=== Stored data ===
* * * * * * * * *
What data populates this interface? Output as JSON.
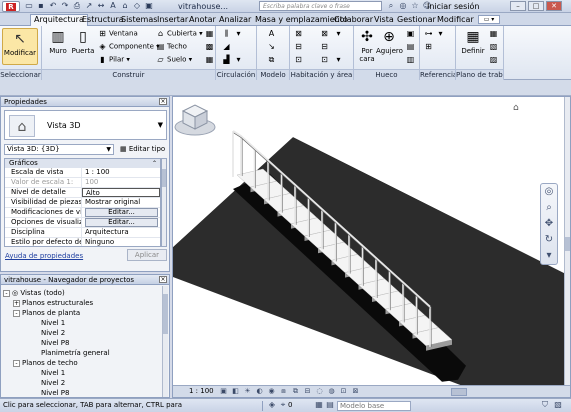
{
  "title_bar": {
    "document_title": "vitrahouse...",
    "search_placeholder": "Escriba palabra clave o frase",
    "signin_label": "Iniciar sesión"
  },
  "ribbon_tabs": [
    "Arquitectura",
    "Estructura",
    "Sistemas",
    "Insertar",
    "Anotar",
    "Analizar",
    "Masa y emplazamiento",
    "Colaborar",
    "Vista",
    "Gestionar",
    "Modificar"
  ],
  "ribbon": {
    "modify_label": "Modificar",
    "build": {
      "wall_label": "Muro",
      "door_label": "Puerta",
      "window_label": "Ventana",
      "component_label": "Componente",
      "column_label": "Pilar",
      "roof_label": "Cubierta",
      "ceiling_label": "Techo",
      "floor_label": "Suelo"
    },
    "opening": {
      "by_face_label": "Por cara",
      "shaft_label": "Agujero"
    },
    "datum": {
      "set_label": "Definir"
    },
    "groups": [
      "Seleccionar",
      "Construir",
      "Circulación",
      "Modelo",
      "Habitación y área",
      "Hueco",
      "Referencia",
      "Plano de trabajo"
    ]
  },
  "properties": {
    "header": "Propiedades",
    "type_name": "Vista 3D",
    "instance_selector": "Vista 3D: {3D}",
    "edit_type_label": "Editar tipo",
    "category": "Gráficos",
    "rows": [
      {
        "key": "Escala de vista",
        "value": "1 : 100"
      },
      {
        "key": "Valor de escala   1:",
        "value": "100"
      },
      {
        "key": "Nivel de detalle",
        "value": "Alto"
      },
      {
        "key": "Visibilidad de piezas",
        "value": "Mostrar original"
      },
      {
        "key": "Modificaciones de visi...",
        "value": "Editar..."
      },
      {
        "key": "Opciones de visualiza...",
        "value": "Editar..."
      },
      {
        "key": "Disciplina",
        "value": "Arquitectura"
      },
      {
        "key": "Estilo por defecto de v...",
        "value": "Ninguno"
      }
    ],
    "help_link": "Ayuda de propiedades",
    "apply_label": "Aplicar"
  },
  "project_browser": {
    "header": "vitrahouse - Navegador de proyectos",
    "items": [
      {
        "label": "Vistas (todo)",
        "level": 0,
        "toggle": "-"
      },
      {
        "label": "Planos estructurales",
        "level": 1,
        "toggle": "+"
      },
      {
        "label": "Planos de planta",
        "level": 1,
        "toggle": "-"
      },
      {
        "label": "Nivel 1",
        "level": 2,
        "toggle": ""
      },
      {
        "label": "Nivel 2",
        "level": 2,
        "toggle": ""
      },
      {
        "label": "Nivel P8",
        "level": 2,
        "toggle": ""
      },
      {
        "label": "Planimetría general",
        "level": 2,
        "toggle": ""
      },
      {
        "label": "Planos de techo",
        "level": 1,
        "toggle": "-"
      },
      {
        "label": "Nivel 1",
        "level": 2,
        "toggle": ""
      },
      {
        "label": "Nivel 2",
        "level": 2,
        "toggle": ""
      },
      {
        "label": "Nivel P8",
        "level": 2,
        "toggle": ""
      }
    ]
  },
  "view": {
    "scale": "1 : 100",
    "stair_steps": 14
  },
  "status_bar": {
    "hint": "Clic para seleccionar, TAB para alternar, CTRL para",
    "counter": "0",
    "level_placeholder": "Modelo base"
  },
  "colors": {
    "floor": "#2c2c2c",
    "stair_shadow": "#0a0a0a",
    "accent": "#fbe7a6"
  }
}
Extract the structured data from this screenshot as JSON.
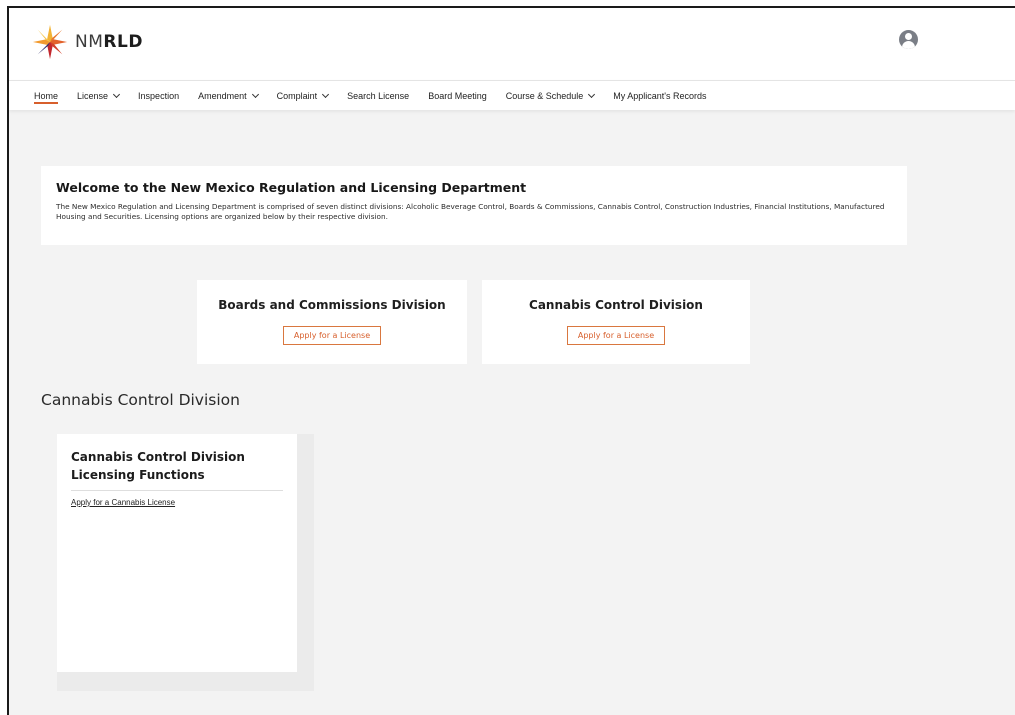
* * * * * * * * *
=== WHAT THE TASK ASKS ===
Pull out each line of the records holding the string "vitrahouse".

=== REPLY ===
    "document_title": "vitrahouse...",
    "header": "vitrahouse - Navegador de proyectos",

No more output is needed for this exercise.